Send back all the data below, exactly as given.
>>>>>
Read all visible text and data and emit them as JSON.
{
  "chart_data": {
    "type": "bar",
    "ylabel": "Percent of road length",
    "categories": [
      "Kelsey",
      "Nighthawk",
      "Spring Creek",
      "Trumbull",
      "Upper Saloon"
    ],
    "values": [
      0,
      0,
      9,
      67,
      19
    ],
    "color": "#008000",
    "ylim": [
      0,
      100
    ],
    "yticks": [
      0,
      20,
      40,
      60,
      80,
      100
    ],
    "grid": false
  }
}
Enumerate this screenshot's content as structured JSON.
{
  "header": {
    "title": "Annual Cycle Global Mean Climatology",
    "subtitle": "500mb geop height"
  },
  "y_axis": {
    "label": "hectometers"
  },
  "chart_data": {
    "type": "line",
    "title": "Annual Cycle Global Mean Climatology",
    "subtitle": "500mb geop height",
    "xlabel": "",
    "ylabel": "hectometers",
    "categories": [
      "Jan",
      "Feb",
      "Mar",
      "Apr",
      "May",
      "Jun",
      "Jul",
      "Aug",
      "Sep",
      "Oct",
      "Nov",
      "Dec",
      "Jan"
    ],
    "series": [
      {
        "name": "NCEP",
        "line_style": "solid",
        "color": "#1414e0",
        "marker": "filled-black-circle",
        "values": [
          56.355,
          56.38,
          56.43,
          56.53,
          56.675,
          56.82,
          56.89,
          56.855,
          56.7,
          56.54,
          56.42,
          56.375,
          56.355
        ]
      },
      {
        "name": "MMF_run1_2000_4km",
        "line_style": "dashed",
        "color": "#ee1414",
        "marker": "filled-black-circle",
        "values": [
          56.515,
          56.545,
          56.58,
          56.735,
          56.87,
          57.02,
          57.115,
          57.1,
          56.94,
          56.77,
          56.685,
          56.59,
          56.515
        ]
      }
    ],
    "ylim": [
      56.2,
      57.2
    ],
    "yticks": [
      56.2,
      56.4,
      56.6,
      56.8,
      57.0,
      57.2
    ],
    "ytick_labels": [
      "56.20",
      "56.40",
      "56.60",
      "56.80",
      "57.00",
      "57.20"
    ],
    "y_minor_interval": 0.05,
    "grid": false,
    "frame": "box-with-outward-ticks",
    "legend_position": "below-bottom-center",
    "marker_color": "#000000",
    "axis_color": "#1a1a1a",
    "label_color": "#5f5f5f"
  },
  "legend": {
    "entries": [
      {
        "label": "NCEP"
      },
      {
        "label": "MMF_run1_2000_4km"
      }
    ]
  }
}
<<<<<
Solved exercise:
Read all visible text and data and emit them as JSON.
{
  "chart_data": {
    "type": "bar",
    "ylabel": "Percent of road length",
    "categories": [
      "Kelsey",
      "Nighthawk",
      "Spring Creek",
      "Trumbull",
      "Upper Saloon"
    ],
    "values": [
      0,
      0,
      9,
      67,
      19
    ],
    "color": "#008000",
    "ylim": [
      0,
      100
    ],
    "yticks": [
      0,
      20,
      40,
      60,
      80,
      100
    ],
    "grid": false
  }
}
Enumerate this screenshot's content as structured JSON.
{
  "header": {
    "title": "Annual Cycle Global Mean Climatology",
    "subtitle": "500mb geop height"
  },
  "y_axis": {
    "label": "hectometers"
  },
  "chart_data": {
    "type": "line",
    "title": "Annual Cycle Global Mean Climatology",
    "subtitle": "500mb geop height",
    "xlabel": "",
    "ylabel": "hectometers",
    "categories": [
      "Jan",
      "Feb",
      "Mar",
      "Apr",
      "May",
      "Jun",
      "Jul",
      "Aug",
      "Sep",
      "Oct",
      "Nov",
      "Dec",
      "Jan"
    ],
    "series": [
      {
        "name": "NCEP",
        "line_style": "solid",
        "color": "#1414e0",
        "marker": "filled-black-circle",
        "values": [
          56.355,
          56.38,
          56.43,
          56.53,
          56.675,
          56.82,
          56.89,
          56.855,
          56.7,
          56.54,
          56.42,
          56.375,
          56.355
        ]
      },
      {
        "name": "MMF_run1_2000_4km",
        "line_style": "dashed",
        "color": "#ee1414",
        "marker": "filled-black-circle",
        "values": [
          56.515,
          56.545,
          56.58,
          56.735,
          56.87,
          57.02,
          57.115,
          57.1,
          56.94,
          56.77,
          56.685,
          56.59,
          56.515
        ]
      }
    ],
    "ylim": [
      56.2,
      57.2
    ],
    "yticks": [
      56.2,
      56.4,
      56.6,
      56.8,
      57.0,
      57.2
    ],
    "ytick_labels": [
      "56.20",
      "56.40",
      "56.60",
      "56.80",
      "57.00",
      "57.20"
    ],
    "y_minor_interval": 0.05,
    "grid": false,
    "frame": "box-with-outward-ticks",
    "legend_position": "below-bottom-center",
    "marker_color": "#000000",
    "axis_color": "#1a1a1a",
    "label_color": "#5f5f5f"
  },
  "legend": {
    "entries": [
      {
        "label": "NCEP"
      },
      {
        "label": "MMF_run1_2000_4km"
      }
    ]
  }
}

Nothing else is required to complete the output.